* _Description of the task_: Go through the data and copy every line exactly, but not the images.

* _Extracted data_:

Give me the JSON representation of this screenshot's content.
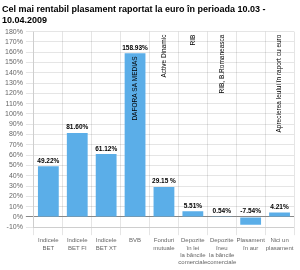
{
  "chart_data": {
    "type": "bar",
    "title": "Cel mai rentabil plasament raportat la euro în perioada 10.03 - 10.04.2009",
    "categories": [
      "Indicele\nBET",
      "Indicele\nBET FI",
      "Indicele\nBET XT",
      "BVB",
      "Fonduri\nmutuale",
      "Depozite\nîn lei\nla băncile\ncomerciale",
      "Depozite\nîneu\nla băncile\ncomerciale",
      "Plasament\nîn aur",
      "Nici un\nplasament"
    ],
    "values": [
      49.22,
      81.6,
      61.12,
      158.93,
      29.15,
      5.51,
      0.54,
      -7.54,
      4.21
    ],
    "value_labels": [
      "49.22%",
      "81.60%",
      "61.12%",
      "158.93%",
      "29.15 %",
      "5.51%",
      "0.54%",
      "-7.54%",
      "4.21%"
    ],
    "data_labels": true,
    "color": "#5baee8",
    "ylim": [
      -10,
      180
    ],
    "yticks": [
      {
        "value": -10,
        "label": "-10%"
      },
      {
        "value": 0,
        "label": "0%"
      },
      {
        "value": 10,
        "label": "10%"
      },
      {
        "value": 20,
        "label": "20%"
      },
      {
        "value": 30,
        "label": "30%"
      },
      {
        "value": 40,
        "label": "40%"
      },
      {
        "value": 50,
        "label": "50%"
      },
      {
        "value": 60,
        "label": "60%"
      },
      {
        "value": 70,
        "label": "70%"
      },
      {
        "value": 80,
        "label": "80%"
      },
      {
        "value": 90,
        "label": "90%"
      },
      {
        "value": 100,
        "label": "100%"
      },
      {
        "value": 110,
        "label": "110%"
      },
      {
        "value": 120,
        "label": "120%"
      },
      {
        "value": 130,
        "label": "130%"
      },
      {
        "value": 140,
        "label": "140%"
      },
      {
        "value": 150,
        "label": "150%"
      },
      {
        "value": 160,
        "label": "160%"
      },
      {
        "value": 170,
        "label": "170%"
      },
      {
        "value": 180,
        "label": "180%"
      }
    ],
    "grid": true,
    "annotations": [
      {
        "category": "BVB",
        "text": "DAFORA SA MEDIAS"
      },
      {
        "category": "Fonduri\nmutuale",
        "text": "Active Dinamic"
      },
      {
        "category": "Depozite\nîn lei\nla băncile\ncomerciale",
        "text": "RIB"
      },
      {
        "category": "Depozite\nîneu\nla băncile\ncomerciale",
        "text": "RIB, B.Romaneasca"
      },
      {
        "category": "Nici un\nplasament",
        "text": "Aprecierea leului în raport cu euro"
      }
    ]
  }
}
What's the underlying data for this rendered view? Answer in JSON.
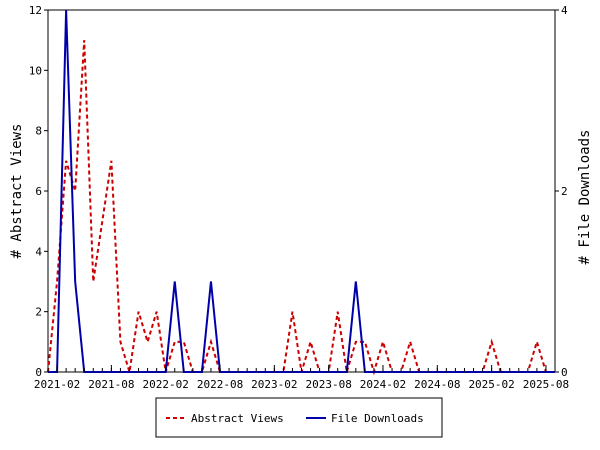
{
  "chart_data": {
    "type": "line",
    "ylabel_left": "# Abstract Views",
    "ylabel_right": "# File Downloads",
    "y_left_range": [
      0,
      12
    ],
    "y_left_ticks": [
      "0",
      "2",
      "4",
      "6",
      "8",
      "10",
      "12"
    ],
    "y_right_range": [
      0,
      4
    ],
    "y_right_ticks": [
      "0",
      "2",
      "4"
    ],
    "x_range": [
      "2021-01",
      "2025-09"
    ],
    "x_tick_labels": [
      {
        "month": "2021-02",
        "label": "2021-02"
      },
      {
        "month": "2021-08",
        "label": "2021-08"
      },
      {
        "month": "2022-02",
        "label": "2022-02"
      },
      {
        "month": "2022-08",
        "label": "2022-08"
      },
      {
        "month": "2023-02",
        "label": "2023-02"
      },
      {
        "month": "2023-08",
        "label": "2023-08"
      },
      {
        "month": "2024-02",
        "label": "2024-02"
      },
      {
        "month": "2024-08",
        "label": "2024-08"
      },
      {
        "month": "2025-02",
        "label": "2025-02"
      },
      {
        "month": "2025-08",
        "label": "2025-08"
      }
    ],
    "grid": false,
    "legend_position": "bottom-center",
    "series": [
      {
        "name": "Abstract Views",
        "axis": "left",
        "color": "#cc0000",
        "style": "dashed",
        "x": [
          "2021-01",
          "2021-02",
          "2021-03",
          "2021-04",
          "2021-05",
          "2021-06",
          "2021-07",
          "2021-08",
          "2021-09",
          "2021-10",
          "2021-11",
          "2021-12",
          "2022-01",
          "2022-02",
          "2022-03",
          "2022-04",
          "2022-05",
          "2022-06",
          "2022-07",
          "2022-08",
          "2022-09",
          "2022-10",
          "2022-11",
          "2022-12",
          "2023-01",
          "2023-02",
          "2023-03",
          "2023-04",
          "2023-05",
          "2023-06",
          "2023-07",
          "2023-08",
          "2023-09",
          "2023-10",
          "2023-11",
          "2023-12",
          "2024-01",
          "2024-02",
          "2024-03",
          "2024-04",
          "2024-05",
          "2024-06",
          "2024-07",
          "2024-08",
          "2024-09",
          "2024-10",
          "2024-11",
          "2024-12",
          "2025-01",
          "2025-02",
          "2025-03",
          "2025-04",
          "2025-05",
          "2025-06",
          "2025-07",
          "2025-08",
          "2025-09"
        ],
        "values": [
          0,
          3,
          7,
          6,
          11,
          3,
          5,
          7,
          1,
          0,
          2,
          1,
          2,
          0,
          1,
          1,
          0,
          0,
          1,
          0,
          0,
          0,
          0,
          0,
          0,
          0,
          0,
          2,
          0,
          1,
          0,
          0,
          2,
          0,
          1,
          1,
          0,
          1,
          0,
          0,
          1,
          0,
          0,
          0,
          0,
          0,
          0,
          0,
          0,
          1,
          0,
          0,
          0,
          0,
          1,
          0,
          0
        ]
      },
      {
        "name": "File Downloads",
        "axis": "right",
        "color": "#0000aa",
        "style": "solid",
        "x": [
          "2021-01",
          "2021-02",
          "2021-03",
          "2021-04",
          "2021-05",
          "2021-06",
          "2021-07",
          "2021-08",
          "2021-09",
          "2021-10",
          "2021-11",
          "2021-12",
          "2022-01",
          "2022-02",
          "2022-03",
          "2022-04",
          "2022-05",
          "2022-06",
          "2022-07",
          "2022-08",
          "2022-09",
          "2022-10",
          "2022-11",
          "2022-12",
          "2023-01",
          "2023-02",
          "2023-03",
          "2023-04",
          "2023-05",
          "2023-06",
          "2023-07",
          "2023-08",
          "2023-09",
          "2023-10",
          "2023-11",
          "2023-12",
          "2024-01",
          "2024-02",
          "2024-03",
          "2024-04",
          "2024-05",
          "2024-06",
          "2024-07",
          "2024-08",
          "2024-09",
          "2024-10",
          "2024-11",
          "2024-12",
          "2025-01",
          "2025-02",
          "2025-03",
          "2025-04",
          "2025-05",
          "2025-06",
          "2025-07",
          "2025-08",
          "2025-09"
        ],
        "values": [
          0,
          0,
          4,
          1,
          0,
          0,
          0,
          0,
          0,
          0,
          0,
          0,
          0,
          0,
          1,
          0,
          0,
          0,
          1,
          0,
          0,
          0,
          0,
          0,
          0,
          0,
          0,
          0,
          0,
          0,
          0,
          0,
          0,
          0,
          1,
          0,
          0,
          0,
          0,
          0,
          0,
          0,
          0,
          0,
          0,
          0,
          0,
          0,
          0,
          0,
          0,
          0,
          0,
          0,
          0,
          0,
          0
        ]
      }
    ]
  }
}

* _Answer for this exercise_:
Give me the JSON representation of this screenshot's content.
{
  "chart_data": {
    "type": "bar",
    "title": "Cel mai rentabil plasament raportat la euro în perioada 10.03 - 10.04.2009",
    "categories": [
      "Indicele\nBET",
      "Indicele\nBET FI",
      "Indicele\nBET XT",
      "BVB",
      "Fonduri\nmutuale",
      "Depozite\nîn lei\nla băncile\ncomerciale",
      "Depozite\nîneu\nla băncile\ncomerciale",
      "Plasament\nîn aur",
      "Nici un\nplasament"
    ],
    "values": [
      49.22,
      81.6,
      61.12,
      158.93,
      29.15,
      5.51,
      0.54,
      -7.54,
      4.21
    ],
    "value_labels": [
      "49.22%",
      "81.60%",
      "61.12%",
      "158.93%",
      "29.15 %",
      "5.51%",
      "0.54%",
      "-7.54%",
      "4.21%"
    ],
    "data_labels": true,
    "color": "#5baee8",
    "ylim": [
      -10,
      180
    ],
    "yticks": [
      {
        "value": -10,
        "label": "-10%"
      },
      {
        "value": 0,
        "label": "0%"
      },
      {
        "value": 10,
        "label": "10%"
      },
      {
        "value": 20,
        "label": "20%"
      },
      {
        "value": 30,
        "label": "30%"
      },
      {
        "value": 40,
        "label": "40%"
      },
      {
        "value": 50,
        "label": "50%"
      },
      {
        "value": 60,
        "label": "60%"
      },
      {
        "value": 70,
        "label": "70%"
      },
      {
        "value": 80,
        "label": "80%"
      },
      {
        "value": 90,
        "label": "90%"
      },
      {
        "value": 100,
        "label": "100%"
      },
      {
        "value": 110,
        "label": "110%"
      },
      {
        "value": 120,
        "label": "120%"
      },
      {
        "value": 130,
        "label": "130%"
      },
      {
        "value": 140,
        "label": "140%"
      },
      {
        "value": 150,
        "label": "150%"
      },
      {
        "value": 160,
        "label": "160%"
      },
      {
        "value": 170,
        "label": "170%"
      },
      {
        "value": 180,
        "label": "180%"
      }
    ],
    "grid": true,
    "annotations": [
      {
        "category": "BVB",
        "text": "DAFORA SA MEDIAS"
      },
      {
        "category": "Fonduri\nmutuale",
        "text": "Active Dinamic"
      },
      {
        "category": "Depozite\nîn lei\nla băncile\ncomerciale",
        "text": "RIB"
      },
      {
        "category": "Depozite\nîneu\nla băncile\ncomerciale",
        "text": "RIB, B.Romaneasca"
      },
      {
        "category": "Nici un\nplasament",
        "text": "Aprecierea leului în raport cu euro"
      }
    ]
  }
}
What's the underlying data for this rendered view? Answer in JSON.
{
  "chart_data": {
    "type": "line",
    "ylabel_left": "# Abstract Views",
    "ylabel_right": "# File Downloads",
    "y_left_range": [
      0,
      12
    ],
    "y_left_ticks": [
      "0",
      "2",
      "4",
      "6",
      "8",
      "10",
      "12"
    ],
    "y_right_range": [
      0,
      4
    ],
    "y_right_ticks": [
      "0",
      "2",
      "4"
    ],
    "x_range": [
      "2021-01",
      "2025-09"
    ],
    "x_tick_labels": [
      {
        "month": "2021-02",
        "label": "2021-02"
      },
      {
        "month": "2021-08",
        "label": "2021-08"
      },
      {
        "month": "2022-02",
        "label": "2022-02"
      },
      {
        "month": "2022-08",
        "label": "2022-08"
      },
      {
        "month": "2023-02",
        "label": "2023-02"
      },
      {
        "month": "2023-08",
        "label": "2023-08"
      },
      {
        "month": "2024-02",
        "label": "2024-02"
      },
      {
        "month": "2024-08",
        "label": "2024-08"
      },
      {
        "month": "2025-02",
        "label": "2025-02"
      },
      {
        "month": "2025-08",
        "label": "2025-08"
      }
    ],
    "grid": false,
    "legend_position": "bottom-center",
    "series": [
      {
        "name": "Abstract Views",
        "axis": "left",
        "color": "#cc0000",
        "style": "dashed",
        "x": [
          "2021-01",
          "2021-02",
          "2021-03",
          "2021-04",
          "2021-05",
          "2021-06",
          "2021-07",
          "2021-08",
          "2021-09",
          "2021-10",
          "2021-11",
          "2021-12",
          "2022-01",
          "2022-02",
          "2022-03",
          "2022-04",
          "2022-05",
          "2022-06",
          "2022-07",
          "2022-08",
          "2022-09",
          "2022-10",
          "2022-11",
          "2022-12",
          "2023-01",
          "2023-02",
          "2023-03",
          "2023-04",
          "2023-05",
          "2023-06",
          "2023-07",
          "2023-08",
          "2023-09",
          "2023-10",
          "2023-11",
          "2023-12",
          "2024-01",
          "2024-02",
          "2024-03",
          "2024-04",
          "2024-05",
          "2024-06",
          "2024-07",
          "2024-08",
          "2024-09",
          "2024-10",
          "2024-11",
          "2024-12",
          "2025-01",
          "2025-02",
          "2025-03",
          "2025-04",
          "2025-05",
          "2025-06",
          "2025-07",
          "2025-08",
          "2025-09"
        ],
        "values": [
          0,
          3,
          7,
          6,
          11,
          3,
          5,
          7,
          1,
          0,
          2,
          1,
          2,
          0,
          1,
          1,
          0,
          0,
          1,
          0,
          0,
          0,
          0,
          0,
          0,
          0,
          0,
          2,
          0,
          1,
          0,
          0,
          2,
          0,
          1,
          1,
          0,
          1,
          0,
          0,
          1,
          0,
          0,
          0,
          0,
          0,
          0,
          0,
          0,
          1,
          0,
          0,
          0,
          0,
          1,
          0,
          0
        ]
      },
      {
        "name": "File Downloads",
        "axis": "right",
        "color": "#0000aa",
        "style": "solid",
        "x": [
          "2021-01",
          "2021-02",
          "2021-03",
          "2021-04",
          "2021-05",
          "2021-06",
          "2021-07",
          "2021-08",
          "2021-09",
          "2021-10",
          "2021-11",
          "2021-12",
          "2022-01",
          "2022-02",
          "2022-03",
          "2022-04",
          "2022-05",
          "2022-06",
          "2022-07",
          "2022-08",
          "2022-09",
          "2022-10",
          "2022-11",
          "2022-12",
          "2023-01",
          "2023-02",
          "2023-03",
          "2023-04",
          "2023-05",
          "2023-06",
          "2023-07",
          "2023-08",
          "2023-09",
          "2023-10",
          "2023-11",
          "2023-12",
          "2024-01",
          "2024-02",
          "2024-03",
          "2024-04",
          "2024-05",
          "2024-06",
          "2024-07",
          "2024-08",
          "2024-09",
          "2024-10",
          "2024-11",
          "2024-12",
          "2025-01",
          "2025-02",
          "2025-03",
          "2025-04",
          "2025-05",
          "2025-06",
          "2025-07",
          "2025-08",
          "2025-09"
        ],
        "values": [
          0,
          0,
          4,
          1,
          0,
          0,
          0,
          0,
          0,
          0,
          0,
          0,
          0,
          0,
          1,
          0,
          0,
          0,
          1,
          0,
          0,
          0,
          0,
          0,
          0,
          0,
          0,
          0,
          0,
          0,
          0,
          0,
          0,
          0,
          1,
          0,
          0,
          0,
          0,
          0,
          0,
          0,
          0,
          0,
          0,
          0,
          0,
          0,
          0,
          0,
          0,
          0,
          0,
          0,
          0,
          0,
          0
        ]
      }
    ]
  }
}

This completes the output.